Vorliegender Text:

Bei Spiegelzwillingen hingegen teilt sich das Ei zwischen dem 9. und 10. Tag. Zu diesem Zeitpunkt sind in den Zellen bereits Gene aktiviert, die die linke oder rechte Seite des Embryos bestimmen.
Würde sich das Ei noch später teilen – zwischen dem 13. und 15. Tag, würden es zusammengewachsene Zwillinge werden. Bei ihnen ist keine vollständige Teilung der Embryonen mehr möglich. Diese Zwillinge sind an einem oder mehreren Körperteilen oder Organen zusammengewachsen. Zum Glück kommt das nur sehr selten vor.
Wie man Spiegelzwillinge erkennen kann
Während man die Zygosität – ob es ein- oder zweieiige Zwillinge sind – per DNA-Test bestimmen kann, lässt sich durch einen Gentest nicht feststellen, ob es sich um Spiegelzwillinge handelt oder nicht. Das kann lediglich anhand der physischen Eigenschaften der Zwillinge überprüft werden.
Denn Spiegelzwillinge haben einige identische physiologische Merkmale, die jedoch asymmetrisch oder komplementär angeordnet sind. Das bedeutet, dass zum Beispiel Muttermale, Sommersprossen, Grübchen auf gegenüberliegenden Seiten bzw. die Formen der Augen und -brauen, Ohren, Nasenlöcher spiegelsymmetrisch erscheinen können.
Es können außerdem funktionelle Spiegelungen auftreten, bei denen zum Beispiel einer zuerst den rechten Fuß beim Gehen benutzt, während der andere mit dem linken Fuß losläuft oder einer immer auf der rechten Seite schläft und der andere auf der linken Seite. Und eben auch die Händigkeit (links- oder rechtshändig) kann seitenverkehrt ausgeübt werden, so als würde man in einen Spiegel schauen.
In sehr seltenen Fällen können auch innere Organe, wie Herz, Milz oder Leber spiegelverkehrt positioniert sein – das als „Situs Inversus“ bezeichnet wird. Die Organe befinden sich also bei einem der Zwillinge genau auf der gegenüberliegenden Seite, wo sie sich allgemein anatomisch befinden. Das tritt auf, wenn sich das Ei noch später als bei den anderen Spiegelzwillingen – nach dem 10. Tag der Befruchtung – teilt.
Die Erfahrung, anders zu sein
Dass eine von uns Links- und die andere Rechtshänderin ist, sorgte während meiner Kindheit öfter dafür, dass ich meine „Andersartigkeit“ vor anderen „vorführen“ musste. Manchmal kam ich mir wie eine Zirkusattraktion vor.

Aufgabe:
Prüfe, ob die folgenden Aussagen zum Text über Spiegelzwillinge passen. Antworte bei jeder mit Ja oder Nein und führe die entscheidenden Worte des Textes wörtlich an.
1. Mit einem Gentest kann man feststellen, ob es sich um Spiegelzwillinge handelt.
2. Bei Spiegelzwillingen teilt sich das Ei zwischen dem 9. und 10. Tag.
3. Zusammengewachsene Zwillinge kommen häufig vor.

Bereitgestelltes Material:

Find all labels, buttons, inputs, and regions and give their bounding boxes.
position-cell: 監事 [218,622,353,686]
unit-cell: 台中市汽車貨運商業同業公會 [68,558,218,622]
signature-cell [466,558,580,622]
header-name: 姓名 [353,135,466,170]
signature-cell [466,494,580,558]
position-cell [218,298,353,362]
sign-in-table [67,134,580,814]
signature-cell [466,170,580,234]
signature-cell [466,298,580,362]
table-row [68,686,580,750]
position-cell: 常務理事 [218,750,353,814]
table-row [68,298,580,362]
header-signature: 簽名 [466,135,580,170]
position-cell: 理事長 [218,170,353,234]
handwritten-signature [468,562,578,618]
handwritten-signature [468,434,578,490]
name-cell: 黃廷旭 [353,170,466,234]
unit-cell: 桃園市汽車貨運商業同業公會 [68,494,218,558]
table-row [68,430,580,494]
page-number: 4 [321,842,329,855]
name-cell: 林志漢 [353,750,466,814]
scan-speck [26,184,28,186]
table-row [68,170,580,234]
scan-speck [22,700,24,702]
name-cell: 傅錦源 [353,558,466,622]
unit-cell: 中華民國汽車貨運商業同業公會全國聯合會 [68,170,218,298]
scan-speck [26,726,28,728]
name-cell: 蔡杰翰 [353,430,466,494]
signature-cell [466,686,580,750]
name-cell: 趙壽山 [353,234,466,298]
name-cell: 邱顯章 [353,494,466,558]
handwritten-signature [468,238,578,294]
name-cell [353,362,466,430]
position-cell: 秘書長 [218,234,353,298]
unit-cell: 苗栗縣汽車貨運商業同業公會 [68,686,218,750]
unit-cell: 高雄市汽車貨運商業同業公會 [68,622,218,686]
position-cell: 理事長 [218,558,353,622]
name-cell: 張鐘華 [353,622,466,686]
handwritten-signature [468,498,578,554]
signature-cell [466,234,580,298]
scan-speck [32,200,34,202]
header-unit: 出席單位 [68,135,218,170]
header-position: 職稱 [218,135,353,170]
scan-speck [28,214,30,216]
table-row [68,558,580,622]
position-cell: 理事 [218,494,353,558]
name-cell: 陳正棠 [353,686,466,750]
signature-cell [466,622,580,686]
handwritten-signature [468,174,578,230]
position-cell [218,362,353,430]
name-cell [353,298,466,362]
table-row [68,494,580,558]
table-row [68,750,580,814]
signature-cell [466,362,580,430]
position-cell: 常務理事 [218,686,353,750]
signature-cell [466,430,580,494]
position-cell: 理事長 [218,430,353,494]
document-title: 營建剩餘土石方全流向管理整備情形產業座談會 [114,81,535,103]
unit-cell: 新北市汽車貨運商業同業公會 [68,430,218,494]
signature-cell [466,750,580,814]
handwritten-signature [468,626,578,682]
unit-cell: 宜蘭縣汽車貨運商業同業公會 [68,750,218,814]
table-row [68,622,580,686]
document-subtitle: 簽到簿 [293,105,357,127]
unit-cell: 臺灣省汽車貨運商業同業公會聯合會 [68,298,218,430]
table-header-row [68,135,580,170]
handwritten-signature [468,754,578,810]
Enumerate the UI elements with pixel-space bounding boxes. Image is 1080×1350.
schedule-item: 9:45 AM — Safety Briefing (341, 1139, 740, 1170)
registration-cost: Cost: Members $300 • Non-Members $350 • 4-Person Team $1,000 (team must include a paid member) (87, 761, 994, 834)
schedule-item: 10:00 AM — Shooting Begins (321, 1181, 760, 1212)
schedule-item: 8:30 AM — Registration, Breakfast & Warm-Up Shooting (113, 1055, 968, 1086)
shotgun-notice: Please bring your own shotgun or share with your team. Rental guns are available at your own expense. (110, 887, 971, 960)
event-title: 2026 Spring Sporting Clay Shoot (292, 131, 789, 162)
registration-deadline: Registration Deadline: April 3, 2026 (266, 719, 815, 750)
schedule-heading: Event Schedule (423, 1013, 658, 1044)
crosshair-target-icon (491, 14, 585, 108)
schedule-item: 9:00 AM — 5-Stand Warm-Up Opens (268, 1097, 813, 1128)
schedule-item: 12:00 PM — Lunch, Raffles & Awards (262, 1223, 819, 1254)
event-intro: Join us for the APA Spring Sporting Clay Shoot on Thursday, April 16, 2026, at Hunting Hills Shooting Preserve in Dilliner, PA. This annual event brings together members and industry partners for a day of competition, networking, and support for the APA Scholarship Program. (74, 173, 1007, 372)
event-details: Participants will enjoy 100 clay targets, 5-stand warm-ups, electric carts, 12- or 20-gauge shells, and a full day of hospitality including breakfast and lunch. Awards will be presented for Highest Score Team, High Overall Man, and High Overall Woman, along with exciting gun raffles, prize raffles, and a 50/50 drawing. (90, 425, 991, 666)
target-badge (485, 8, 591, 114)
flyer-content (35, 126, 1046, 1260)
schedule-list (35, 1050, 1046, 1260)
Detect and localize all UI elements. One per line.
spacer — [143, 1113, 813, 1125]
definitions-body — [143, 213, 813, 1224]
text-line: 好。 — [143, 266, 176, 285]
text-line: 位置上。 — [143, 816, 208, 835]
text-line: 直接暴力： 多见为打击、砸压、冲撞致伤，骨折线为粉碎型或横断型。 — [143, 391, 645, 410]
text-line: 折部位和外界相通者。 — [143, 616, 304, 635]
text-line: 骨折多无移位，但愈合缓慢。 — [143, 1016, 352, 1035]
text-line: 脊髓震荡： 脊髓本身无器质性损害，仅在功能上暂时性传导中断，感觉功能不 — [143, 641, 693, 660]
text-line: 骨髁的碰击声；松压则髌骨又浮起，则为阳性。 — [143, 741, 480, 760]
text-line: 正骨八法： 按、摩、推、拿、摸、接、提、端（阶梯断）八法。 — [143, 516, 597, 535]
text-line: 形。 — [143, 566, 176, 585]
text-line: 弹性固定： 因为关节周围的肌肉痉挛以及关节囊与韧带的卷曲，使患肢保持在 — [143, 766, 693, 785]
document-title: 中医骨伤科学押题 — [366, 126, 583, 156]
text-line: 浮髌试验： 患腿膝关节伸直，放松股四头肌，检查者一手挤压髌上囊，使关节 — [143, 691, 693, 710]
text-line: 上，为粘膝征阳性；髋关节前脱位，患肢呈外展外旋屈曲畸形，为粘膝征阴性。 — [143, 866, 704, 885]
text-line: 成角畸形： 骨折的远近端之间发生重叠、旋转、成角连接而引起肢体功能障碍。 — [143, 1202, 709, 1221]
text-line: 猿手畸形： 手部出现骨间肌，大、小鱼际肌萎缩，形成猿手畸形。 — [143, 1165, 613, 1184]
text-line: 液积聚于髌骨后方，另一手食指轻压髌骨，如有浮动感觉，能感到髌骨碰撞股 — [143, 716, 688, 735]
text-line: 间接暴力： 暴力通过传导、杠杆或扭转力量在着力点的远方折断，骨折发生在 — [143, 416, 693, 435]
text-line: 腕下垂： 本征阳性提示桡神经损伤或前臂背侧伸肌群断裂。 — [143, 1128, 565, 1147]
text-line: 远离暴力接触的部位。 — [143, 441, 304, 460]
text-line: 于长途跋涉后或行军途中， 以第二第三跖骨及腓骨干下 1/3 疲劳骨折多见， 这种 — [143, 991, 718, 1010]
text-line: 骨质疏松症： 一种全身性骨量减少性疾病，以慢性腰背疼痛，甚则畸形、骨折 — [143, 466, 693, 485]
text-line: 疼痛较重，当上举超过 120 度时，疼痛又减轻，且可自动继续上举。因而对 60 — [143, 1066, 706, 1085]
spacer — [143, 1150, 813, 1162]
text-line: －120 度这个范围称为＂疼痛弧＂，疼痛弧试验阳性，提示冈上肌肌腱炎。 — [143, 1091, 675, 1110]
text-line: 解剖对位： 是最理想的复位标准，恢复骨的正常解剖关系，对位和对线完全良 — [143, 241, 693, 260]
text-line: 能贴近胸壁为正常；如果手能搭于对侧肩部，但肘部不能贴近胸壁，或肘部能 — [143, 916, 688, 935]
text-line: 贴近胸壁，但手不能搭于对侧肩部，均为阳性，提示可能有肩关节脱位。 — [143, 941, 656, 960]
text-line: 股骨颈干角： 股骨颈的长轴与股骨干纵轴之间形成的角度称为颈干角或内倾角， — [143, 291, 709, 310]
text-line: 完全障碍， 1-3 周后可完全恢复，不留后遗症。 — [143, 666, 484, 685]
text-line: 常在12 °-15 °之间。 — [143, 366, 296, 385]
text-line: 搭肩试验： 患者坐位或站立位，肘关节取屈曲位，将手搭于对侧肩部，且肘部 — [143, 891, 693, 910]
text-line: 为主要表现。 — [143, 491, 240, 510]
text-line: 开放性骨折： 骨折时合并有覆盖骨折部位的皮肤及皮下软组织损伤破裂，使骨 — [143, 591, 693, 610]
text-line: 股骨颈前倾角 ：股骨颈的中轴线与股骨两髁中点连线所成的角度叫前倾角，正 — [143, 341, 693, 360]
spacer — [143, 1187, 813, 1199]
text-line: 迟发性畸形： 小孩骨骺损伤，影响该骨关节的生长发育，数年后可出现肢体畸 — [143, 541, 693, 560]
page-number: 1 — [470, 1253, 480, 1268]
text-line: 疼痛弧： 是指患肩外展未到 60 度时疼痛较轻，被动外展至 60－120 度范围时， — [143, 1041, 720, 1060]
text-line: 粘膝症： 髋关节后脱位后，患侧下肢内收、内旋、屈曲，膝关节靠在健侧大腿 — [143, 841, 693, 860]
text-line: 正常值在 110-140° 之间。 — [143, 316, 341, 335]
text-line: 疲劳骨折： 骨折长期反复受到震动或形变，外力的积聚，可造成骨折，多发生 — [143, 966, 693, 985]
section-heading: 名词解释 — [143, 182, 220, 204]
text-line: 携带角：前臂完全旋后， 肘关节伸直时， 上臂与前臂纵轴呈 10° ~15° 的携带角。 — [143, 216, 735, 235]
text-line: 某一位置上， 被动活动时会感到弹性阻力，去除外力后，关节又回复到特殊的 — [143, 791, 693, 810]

Erwartete Antwort:
1. Nein: „lässt sich durch einen Gentest nicht feststellen, ob es sich um Spiegelzwillinge handelt oder nicht“
2. Ja: „Bei Spiegelzwillingen hingegen teilt sich das Ei zwischen dem 9. und 10. Tag.“
3. Nein: „Zum Glück kommt das nur sehr selten vor.“